Check each line below for "science" and report how many have it, nothing else.

Source data.
**********
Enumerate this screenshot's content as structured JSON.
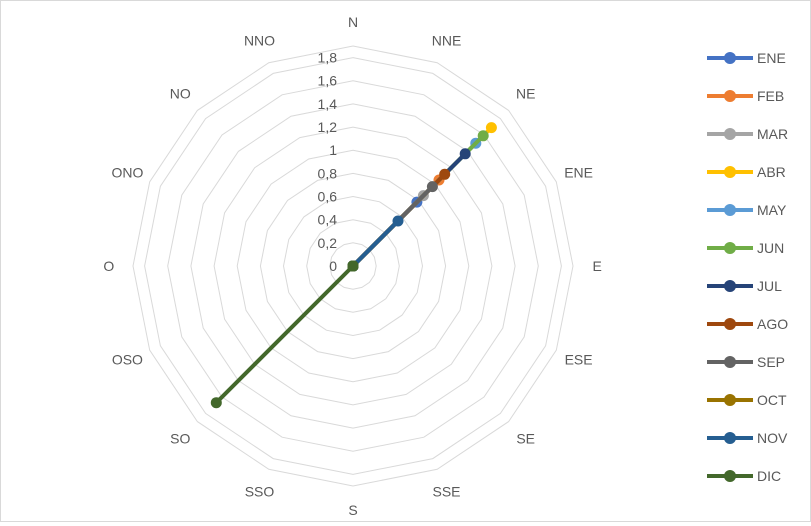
{
  "chart_data": {
    "type": "radar",
    "title": "",
    "directions": [
      "N",
      "NNE",
      "NE",
      "ENE",
      "E",
      "ESE",
      "SE",
      "SSE",
      "S",
      "SSO",
      "SO",
      "OSO",
      "O",
      "ONO",
      "NO",
      "NNO"
    ],
    "r_ticks": [
      "0",
      "0,2",
      "0,4",
      "0,6",
      "0,8",
      "1",
      "1,2",
      "1,4",
      "1,6",
      "1,8"
    ],
    "rlim": [
      0,
      1.9
    ],
    "grid": true,
    "legend_position": "right",
    "series": [
      {
        "name": "ENE",
        "color": "#4472C4",
        "values": [
          0,
          0,
          0.78,
          0,
          0,
          0,
          0,
          0,
          0,
          0,
          0,
          0,
          0,
          0,
          0,
          0
        ]
      },
      {
        "name": "FEB",
        "color": "#ED7D31",
        "values": [
          0,
          0,
          1.05,
          0,
          0,
          0,
          0,
          0,
          0,
          0,
          0,
          0,
          0,
          0,
          0,
          0
        ]
      },
      {
        "name": "MAR",
        "color": "#A5A5A5",
        "values": [
          0,
          0,
          0.86,
          0,
          0,
          0,
          0,
          0,
          0,
          0,
          0,
          0,
          0,
          0,
          0,
          0
        ]
      },
      {
        "name": "ABR",
        "color": "#FFC000",
        "values": [
          0,
          0,
          1.69,
          0,
          0,
          0,
          0,
          0,
          0,
          0,
          0,
          0,
          0,
          0,
          0,
          0
        ]
      },
      {
        "name": "MAY",
        "color": "#5B9BD5",
        "values": [
          0,
          0,
          1.5,
          0,
          0,
          0,
          0,
          0,
          0,
          0,
          0,
          0,
          0,
          0,
          0,
          0
        ]
      },
      {
        "name": "JUN",
        "color": "#70AD47",
        "values": [
          0,
          0,
          1.59,
          0,
          0,
          0,
          0,
          0,
          0,
          0,
          0,
          0,
          0,
          0,
          0,
          0
        ]
      },
      {
        "name": "JUL",
        "color": "#264478",
        "values": [
          0,
          0,
          1.37,
          0,
          0,
          0,
          0,
          0,
          0,
          0,
          0,
          0,
          0,
          0,
          0,
          0
        ]
      },
      {
        "name": "AGO",
        "color": "#9E480E",
        "values": [
          0,
          0,
          1.12,
          0,
          0,
          0,
          0,
          0,
          0,
          0,
          0,
          0,
          0,
          0,
          0,
          0
        ]
      },
      {
        "name": "SEP",
        "color": "#636363",
        "values": [
          0,
          0,
          0.97,
          0,
          0,
          0,
          0,
          0,
          0,
          0,
          0,
          0,
          0,
          0,
          0,
          0
        ]
      },
      {
        "name": "OCT",
        "color": "#997300",
        "values": [
          0,
          0,
          0,
          0,
          0,
          0,
          0,
          0,
          0,
          0,
          0,
          0,
          0,
          0,
          0,
          0
        ]
      },
      {
        "name": "NOV",
        "color": "#255E91",
        "values": [
          0,
          0,
          0.55,
          0,
          0,
          0,
          0,
          0,
          0,
          0,
          0,
          0,
          0,
          0,
          0,
          0
        ]
      },
      {
        "name": "DIC",
        "color": "#43682B",
        "values": [
          0,
          0,
          0,
          0,
          0,
          0,
          0,
          0,
          0,
          0,
          1.67,
          0,
          0,
          0,
          0,
          0
        ]
      }
    ]
  }
}
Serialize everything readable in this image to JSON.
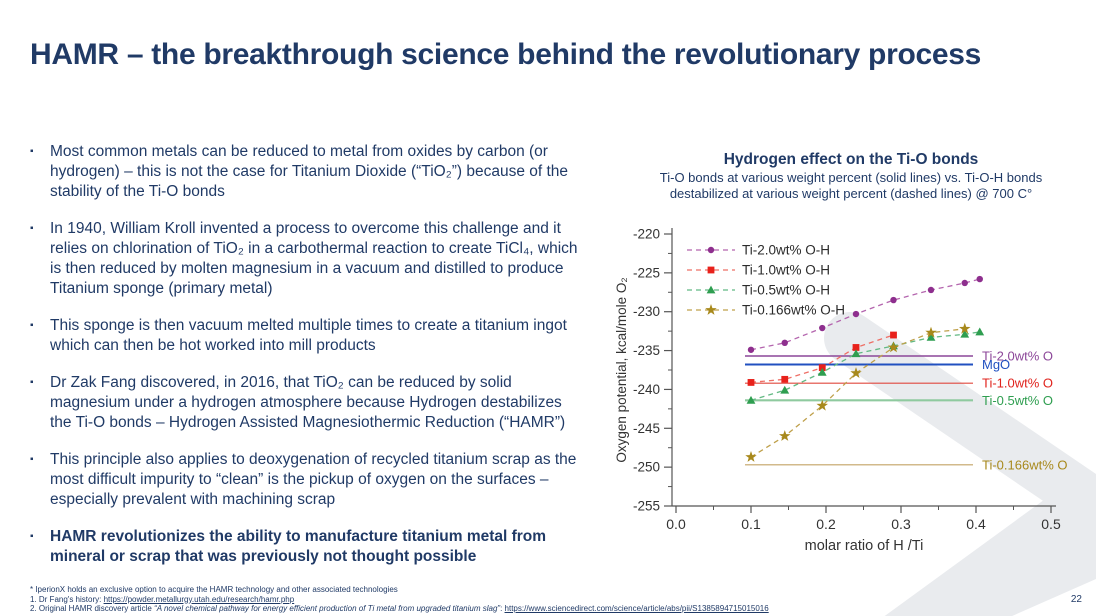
{
  "title": "HAMR – the breakthrough science behind the revolutionary process",
  "page_number": "22",
  "colors": {
    "navy": "#203a66",
    "watermark": "#e9ebee",
    "axis": "#555555",
    "tick_text": "#333333"
  },
  "bullets": [
    {
      "text": "Most common metals can be reduced to metal from oxides by carbon (or hydrogen) – this is not the case for Titanium Dioxide (“TiO₂”) because of the stability of the Ti-O bonds",
      "bold": false
    },
    {
      "text": "In 1940, William Kroll invented a process to overcome this challenge and it relies on chlorination of TiO₂ in a carbothermal reaction to create TiCl₄, which is then reduced by molten magnesium in a vacuum and distilled to produce Titanium sponge (primary metal)",
      "bold": false
    },
    {
      "text": "This sponge is then vacuum melted multiple times to create a titanium ingot which can then be hot worked into mill products",
      "bold": false
    },
    {
      "text": "Dr Zak Fang discovered, in 2016, that TiO₂ can be reduced by solid magnesium under a hydrogen atmosphere because Hydrogen destabilizes the Ti-O bonds – Hydrogen Assisted Magnesiothermic Reduction (“HAMR”)",
      "bold": false
    },
    {
      "text": "This principle also applies to deoxygenation of recycled titanium scrap as the most difficult impurity to “clean” is the pickup of oxygen on the surfaces – especially prevalent with machining scrap",
      "bold": false
    },
    {
      "text": "HAMR revolutionizes the ability to manufacture titanium metal from mineral or scrap that was previously not thought possible",
      "bold": true
    }
  ],
  "footnotes": [
    {
      "parts": [
        {
          "t": "* IperionX holds an exclusive option to acquire the HAMR technology and other associated technologies"
        }
      ]
    },
    {
      "parts": [
        {
          "t": "1. Dr Fang's history: "
        },
        {
          "t": "https://powder.metallurgy.utah.edu/research/hamr.php",
          "link": true
        }
      ]
    },
    {
      "parts": [
        {
          "t": "2. Original HAMR discovery article "
        },
        {
          "t": "“A novel chemical pathway for energy efficient production of Ti metal from upgraded titanium slag”",
          "italic": true
        },
        {
          "t": ": "
        },
        {
          "t": "https://www.sciencedirect.com/science/article/abs/pii/S1385894715015016",
          "link": true
        }
      ]
    }
  ],
  "chart_data": {
    "type": "line",
    "title": "Hydrogen effect on the Ti-O bonds",
    "subtitle_lines": [
      "Ti-O bonds at various weight percent (solid lines) vs. Ti-O-H bonds",
      "destabilized at various weight percent (dashed lines) @ 700 C°"
    ],
    "xlabel": "molar ratio of H /Ti",
    "ylabel": "Oxygen potential, kcal/mole O₂",
    "xlim": [
      0.0,
      0.5
    ],
    "ylim": [
      -255,
      -220
    ],
    "x_ticks": [
      0.0,
      0.1,
      0.2,
      0.3,
      0.4,
      0.5
    ],
    "y_ticks": [
      -220,
      -225,
      -230,
      -235,
      -240,
      -245,
      -250,
      -255
    ],
    "grid": false,
    "legend_position": "top-left-inside",
    "series": [
      {
        "name": "Ti-2.0wt% O-H",
        "style": "dashed",
        "marker": "circle",
        "marker_color": "#8e2f8e",
        "line_color": "#b465ae",
        "x": [
          0.1,
          0.145,
          0.195,
          0.24,
          0.29,
          0.34,
          0.385,
          0.405
        ],
        "y": [
          -234.9,
          -234.0,
          -232.1,
          -230.3,
          -228.5,
          -227.2,
          -226.3,
          -225.8
        ]
      },
      {
        "name": "Ti-1.0wt% O-H",
        "style": "dashed",
        "marker": "square",
        "marker_color": "#e8211b",
        "line_color": "#ee6f66",
        "x": [
          0.1,
          0.145,
          0.195,
          0.24,
          0.29
        ],
        "y": [
          -239.1,
          -238.7,
          -237.2,
          -234.6,
          -233.0
        ]
      },
      {
        "name": "Ti-0.5wt% O-H",
        "style": "dashed",
        "marker": "triangle",
        "marker_color": "#2f9e50",
        "line_color": "#62b983",
        "x": [
          0.1,
          0.145,
          0.195,
          0.24,
          0.29,
          0.34,
          0.385,
          0.405
        ],
        "y": [
          -241.4,
          -240.1,
          -237.8,
          -235.4,
          -234.4,
          -233.3,
          -232.9,
          -232.6
        ]
      },
      {
        "name": "Ti-0.166wt% O-H",
        "style": "dashed",
        "marker": "star",
        "marker_color": "#a8891c",
        "line_color": "#bfa04a",
        "x": [
          0.1,
          0.145,
          0.195,
          0.24,
          0.29,
          0.34,
          0.385
        ],
        "y": [
          -248.7,
          -246.0,
          -242.1,
          -237.9,
          -234.6,
          -232.7,
          -232.2
        ]
      }
    ],
    "reference_lines": [
      {
        "label": "Ti-2.0wt% O",
        "value": -235.7,
        "color": "#8c4799",
        "label_color": "#8c4799",
        "line_width": 1.4
      },
      {
        "label": "MgO",
        "value": -236.8,
        "color": "#2150c0",
        "label_color": "#2150c0",
        "line_width": 2.0
      },
      {
        "label": "Ti-1.0wt% O",
        "value": -239.2,
        "color": "#e0483e",
        "label_color": "#e0231d",
        "line_width": 1.1
      },
      {
        "label": "Ti-0.5wt% O",
        "value": -241.4,
        "color": "#8fca9f",
        "label_color": "#2f9e50",
        "line_width": 2.2
      },
      {
        "label": "Ti-0.166wt% O",
        "value": -249.7,
        "color": "#c3a365",
        "label_color": "#a8891c",
        "line_width": 1.2
      }
    ],
    "reference_line_x_range": [
      0.092,
      0.396
    ]
  }
}
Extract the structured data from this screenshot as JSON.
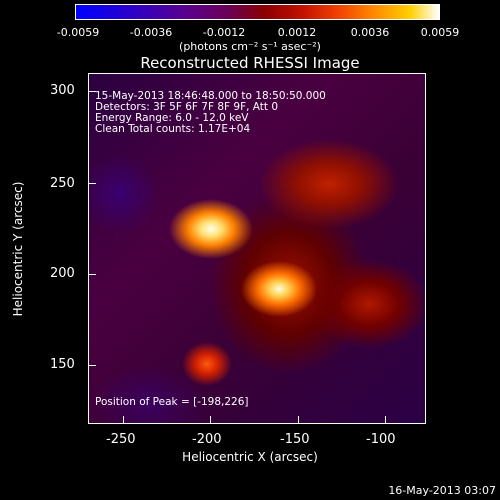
{
  "colorbar": {
    "ticks": [
      "-0.0059",
      "-0.0036",
      "-0.0012",
      "0.0012",
      "0.0036",
      "0.0059"
    ],
    "units": "(photons cm⁻² s⁻¹ asec⁻²)",
    "colors": [
      "#0000ff",
      "#5a0090",
      "#8a0000",
      "#f04000",
      "#ffd000",
      "#ffffff"
    ]
  },
  "title": "Reconstructed RHESSI Image",
  "info": {
    "time": "15-May-2013 18:46:48.000 to 18:50:50.000",
    "detectors": "Detectors: 3F 5F 6F 7F 8F 9F, Att 0",
    "energy": "Energy Range: 6.0 - 12.0 keV",
    "clean": "Clean     Total counts: 1.17E+04",
    "peak": "Position of Peak = [-198,226]"
  },
  "axes": {
    "xlabel": "Heliocentric X (arcsec)",
    "ylabel": "Heliocentric Y (arcsec)",
    "xticks": [
      "-250",
      "-200",
      "-150",
      "-100"
    ],
    "yticks": [
      "300",
      "250",
      "200",
      "150"
    ]
  },
  "timestamp": "16-May-2013 03:07"
}
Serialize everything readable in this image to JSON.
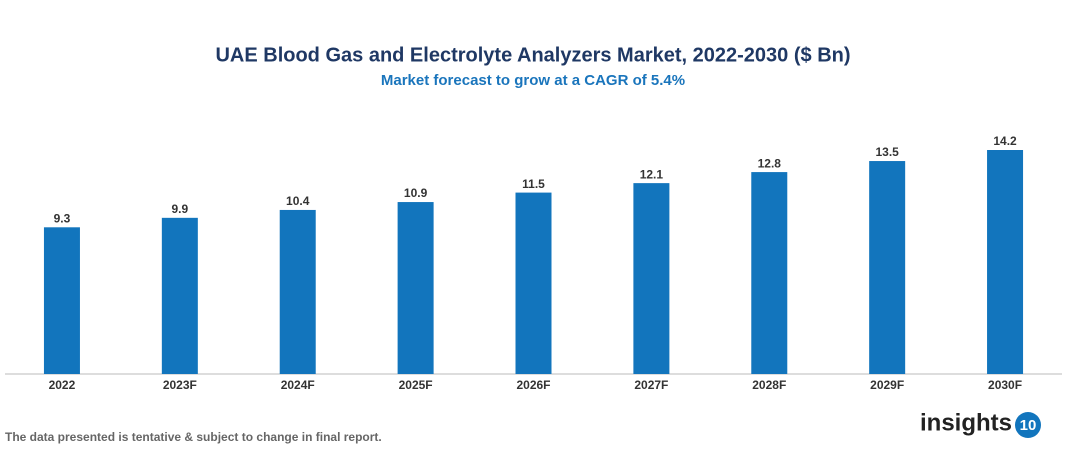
{
  "chart_data": {
    "type": "bar",
    "title": "UAE Blood Gas and Electrolyte Analyzers Market, 2022-2030 ($ Bn)",
    "subtitle": "Market forecast to grow at a CAGR of 5.4%",
    "categories": [
      "2022",
      "2023F",
      "2024F",
      "2025F",
      "2026F",
      "2027F",
      "2028F",
      "2029F",
      "2030F"
    ],
    "values": [
      9.3,
      9.9,
      10.4,
      10.9,
      11.5,
      12.1,
      12.8,
      13.5,
      14.2
    ],
    "color": "#1275bd",
    "footnote": "The data presented is tentative & subject to change in final report.",
    "logo": {
      "text": "insights",
      "badge": "10"
    }
  }
}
**********
Solution. 2